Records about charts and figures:
# # # # #

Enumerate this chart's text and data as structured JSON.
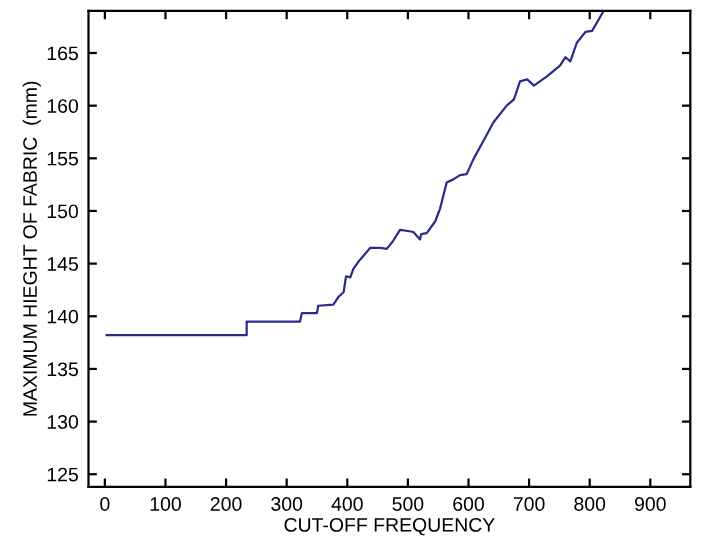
{
  "chart_data": {
    "type": "line",
    "xlabel": "CUT-OFF FREQUENCY",
    "ylabel": "MAXIMUM HIEGHT OF FABRIC  (mm)",
    "xlim": [
      -27,
      966
    ],
    "ylim": [
      123.8,
      169
    ],
    "xticks": [
      0,
      100,
      200,
      300,
      400,
      500,
      600,
      700,
      800,
      900
    ],
    "yticks": [
      125,
      130,
      135,
      140,
      145,
      150,
      155,
      160,
      165
    ],
    "grid": false,
    "legend": false,
    "marker": "none",
    "line_style": "solid",
    "series": [
      {
        "color": "#2b2b8c",
        "x": [
          3,
          234,
          234,
          322,
          325,
          350,
          352,
          377,
          385,
          394,
          398,
          405,
          410,
          420,
          438,
          455,
          465,
          475,
          487,
          500,
          509,
          520,
          522,
          531,
          545,
          553,
          564,
          575,
          586,
          597,
          608,
          625,
          641,
          663,
          675,
          685,
          697,
          708,
          730,
          751,
          760,
          768,
          779,
          793,
          804,
          823
        ],
        "values": [
          138.2,
          138.2,
          139.5,
          139.5,
          140.3,
          140.3,
          141.0,
          141.1,
          141.8,
          142.3,
          143.8,
          143.7,
          144.5,
          145.3,
          146.5,
          146.5,
          146.4,
          147.1,
          148.2,
          148.1,
          148.0,
          147.3,
          147.8,
          147.9,
          149.0,
          150.2,
          152.7,
          153.0,
          153.4,
          153.5,
          154.9,
          156.7,
          158.4,
          160.0,
          160.6,
          162.3,
          162.5,
          161.9,
          162.8,
          163.8,
          164.6,
          164.2,
          166.0,
          167.0,
          167.1,
          169.0
        ]
      }
    ]
  }
}
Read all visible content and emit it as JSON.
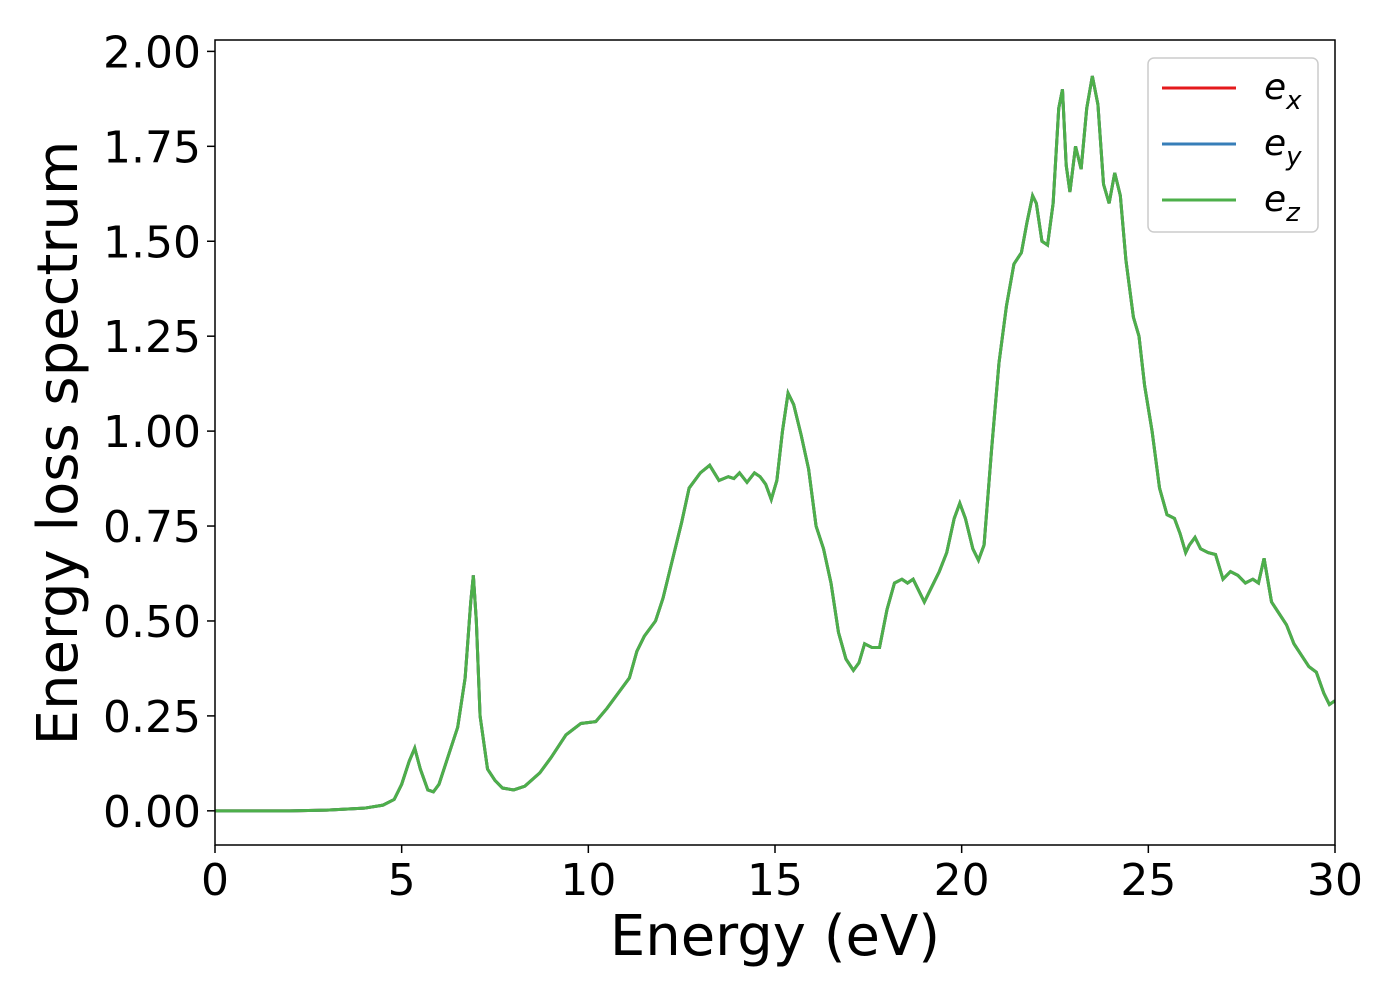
{
  "chart_data": {
    "type": "line",
    "xlabel": "Energy (eV)",
    "ylabel": "Energy loss spectrum",
    "x": [
      0,
      1,
      2,
      3,
      4,
      4.5,
      4.8,
      5.0,
      5.2,
      5.35,
      5.5,
      5.7,
      5.85,
      6.0,
      6.2,
      6.5,
      6.7,
      6.85,
      6.92,
      7.0,
      7.1,
      7.3,
      7.5,
      7.7,
      8.0,
      8.3,
      8.7,
      9.0,
      9.4,
      9.8,
      10.2,
      10.5,
      10.8,
      11.1,
      11.3,
      11.5,
      11.8,
      12.0,
      12.2,
      12.5,
      12.7,
      13.0,
      13.25,
      13.5,
      13.75,
      13.9,
      14.05,
      14.25,
      14.45,
      14.6,
      14.75,
      14.9,
      15.05,
      15.2,
      15.35,
      15.5,
      15.7,
      15.9,
      16.1,
      16.3,
      16.5,
      16.7,
      16.9,
      17.1,
      17.25,
      17.4,
      17.6,
      17.8,
      18.0,
      18.2,
      18.4,
      18.55,
      18.7,
      18.85,
      19.0,
      19.2,
      19.4,
      19.6,
      19.8,
      19.95,
      20.1,
      20.3,
      20.45,
      20.6,
      20.8,
      21.0,
      21.2,
      21.4,
      21.6,
      21.75,
      21.9,
      22.0,
      22.15,
      22.3,
      22.45,
      22.6,
      22.7,
      22.8,
      22.9,
      23.05,
      23.2,
      23.35,
      23.5,
      23.65,
      23.8,
      23.95,
      24.1,
      24.25,
      24.4,
      24.6,
      24.75,
      24.9,
      25.1,
      25.3,
      25.5,
      25.7,
      25.85,
      26.0,
      26.1,
      26.25,
      26.4,
      26.6,
      26.8,
      27.0,
      27.2,
      27.4,
      27.6,
      27.8,
      27.95,
      28.1,
      28.3,
      28.5,
      28.7,
      28.9,
      29.1,
      29.3,
      29.5,
      29.7,
      29.85,
      30.0
    ],
    "series": [
      {
        "name": "ex",
        "color": "#e41a1c",
        "values": [
          0,
          0,
          0,
          0.002,
          0.007,
          0.015,
          0.03,
          0.07,
          0.13,
          0.165,
          0.11,
          0.055,
          0.05,
          0.07,
          0.13,
          0.22,
          0.35,
          0.55,
          0.62,
          0.5,
          0.25,
          0.11,
          0.08,
          0.06,
          0.055,
          0.065,
          0.1,
          0.14,
          0.2,
          0.23,
          0.235,
          0.27,
          0.31,
          0.35,
          0.42,
          0.46,
          0.5,
          0.56,
          0.64,
          0.76,
          0.85,
          0.89,
          0.91,
          0.87,
          0.88,
          0.875,
          0.89,
          0.865,
          0.89,
          0.88,
          0.86,
          0.82,
          0.87,
          1.0,
          1.1,
          1.07,
          0.99,
          0.9,
          0.75,
          0.69,
          0.6,
          0.47,
          0.4,
          0.37,
          0.39,
          0.44,
          0.43,
          0.43,
          0.53,
          0.6,
          0.61,
          0.6,
          0.61,
          0.58,
          0.55,
          0.59,
          0.63,
          0.68,
          0.77,
          0.81,
          0.77,
          0.69,
          0.66,
          0.7,
          0.95,
          1.18,
          1.33,
          1.44,
          1.47,
          1.55,
          1.62,
          1.6,
          1.5,
          1.49,
          1.6,
          1.85,
          1.9,
          1.7,
          1.63,
          1.75,
          1.69,
          1.85,
          1.935,
          1.86,
          1.65,
          1.6,
          1.68,
          1.62,
          1.45,
          1.3,
          1.25,
          1.12,
          1.0,
          0.85,
          0.78,
          0.77,
          0.73,
          0.68,
          0.7,
          0.72,
          0.69,
          0.68,
          0.675,
          0.61,
          0.63,
          0.62,
          0.6,
          0.61,
          0.6,
          0.665,
          0.55,
          0.52,
          0.49,
          0.44,
          0.41,
          0.38,
          0.365,
          0.31,
          0.28,
          0.29
        ]
      },
      {
        "name": "ey",
        "color": "#377eb8",
        "values": [
          0,
          0,
          0,
          0.002,
          0.007,
          0.015,
          0.03,
          0.07,
          0.13,
          0.165,
          0.11,
          0.055,
          0.05,
          0.07,
          0.13,
          0.22,
          0.35,
          0.55,
          0.62,
          0.5,
          0.25,
          0.11,
          0.08,
          0.06,
          0.055,
          0.065,
          0.1,
          0.14,
          0.2,
          0.23,
          0.235,
          0.27,
          0.31,
          0.35,
          0.42,
          0.46,
          0.5,
          0.56,
          0.64,
          0.76,
          0.85,
          0.89,
          0.91,
          0.87,
          0.88,
          0.875,
          0.89,
          0.865,
          0.89,
          0.88,
          0.86,
          0.82,
          0.87,
          1.0,
          1.1,
          1.07,
          0.99,
          0.9,
          0.75,
          0.69,
          0.6,
          0.47,
          0.4,
          0.37,
          0.39,
          0.44,
          0.43,
          0.43,
          0.53,
          0.6,
          0.61,
          0.6,
          0.61,
          0.58,
          0.55,
          0.59,
          0.63,
          0.68,
          0.77,
          0.81,
          0.77,
          0.69,
          0.66,
          0.7,
          0.95,
          1.18,
          1.33,
          1.44,
          1.47,
          1.55,
          1.62,
          1.6,
          1.5,
          1.49,
          1.6,
          1.85,
          1.9,
          1.7,
          1.63,
          1.75,
          1.69,
          1.85,
          1.935,
          1.86,
          1.65,
          1.6,
          1.68,
          1.62,
          1.45,
          1.3,
          1.25,
          1.12,
          1.0,
          0.85,
          0.78,
          0.77,
          0.73,
          0.68,
          0.7,
          0.72,
          0.69,
          0.68,
          0.675,
          0.61,
          0.63,
          0.62,
          0.6,
          0.61,
          0.6,
          0.665,
          0.55,
          0.52,
          0.49,
          0.44,
          0.41,
          0.38,
          0.365,
          0.31,
          0.28,
          0.29
        ]
      },
      {
        "name": "ez",
        "color": "#4daf4a",
        "values": [
          0,
          0,
          0,
          0.002,
          0.007,
          0.015,
          0.03,
          0.07,
          0.13,
          0.165,
          0.11,
          0.055,
          0.05,
          0.07,
          0.13,
          0.22,
          0.35,
          0.55,
          0.62,
          0.5,
          0.25,
          0.11,
          0.08,
          0.06,
          0.055,
          0.065,
          0.1,
          0.14,
          0.2,
          0.23,
          0.235,
          0.27,
          0.31,
          0.35,
          0.42,
          0.46,
          0.5,
          0.56,
          0.64,
          0.76,
          0.85,
          0.89,
          0.91,
          0.87,
          0.88,
          0.875,
          0.89,
          0.865,
          0.89,
          0.88,
          0.86,
          0.82,
          0.87,
          1.0,
          1.1,
          1.07,
          0.99,
          0.9,
          0.75,
          0.69,
          0.6,
          0.47,
          0.4,
          0.37,
          0.39,
          0.44,
          0.43,
          0.43,
          0.53,
          0.6,
          0.61,
          0.6,
          0.61,
          0.58,
          0.55,
          0.59,
          0.63,
          0.68,
          0.77,
          0.81,
          0.77,
          0.69,
          0.66,
          0.7,
          0.95,
          1.18,
          1.33,
          1.44,
          1.47,
          1.55,
          1.62,
          1.6,
          1.5,
          1.49,
          1.6,
          1.85,
          1.9,
          1.7,
          1.63,
          1.75,
          1.69,
          1.85,
          1.935,
          1.86,
          1.65,
          1.6,
          1.68,
          1.62,
          1.45,
          1.3,
          1.25,
          1.12,
          1.0,
          0.85,
          0.78,
          0.77,
          0.73,
          0.68,
          0.7,
          0.72,
          0.69,
          0.68,
          0.675,
          0.61,
          0.63,
          0.62,
          0.6,
          0.61,
          0.6,
          0.665,
          0.55,
          0.52,
          0.49,
          0.44,
          0.41,
          0.38,
          0.365,
          0.31,
          0.28,
          0.29
        ]
      }
    ],
    "xlim": [
      0,
      30
    ],
    "xticks": [
      0,
      5,
      10,
      15,
      20,
      25,
      30
    ],
    "ylim": [
      -0.09,
      2.03
    ],
    "yticks": [
      {
        "value": 0,
        "label": "0.00"
      },
      {
        "value": 0.25,
        "label": "0.25"
      },
      {
        "value": 0.5,
        "label": "0.50"
      },
      {
        "value": 0.75,
        "label": "0.75"
      },
      {
        "value": 1,
        "label": "1.00"
      },
      {
        "value": 1.25,
        "label": "1.25"
      },
      {
        "value": 1.5,
        "label": "1.50"
      },
      {
        "value": 1.75,
        "label": "1.75"
      },
      {
        "value": 2,
        "label": "2.00"
      }
    ],
    "grid": false,
    "legend": "upper right"
  }
}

# # # # #

Go through the entries above and copy every line containing "color".

## Solution to this problem:
        "color": "#2b2b8c",
        "color": "#e41a1c",
        "color": "#377eb8",
        "color": "#4daf4a",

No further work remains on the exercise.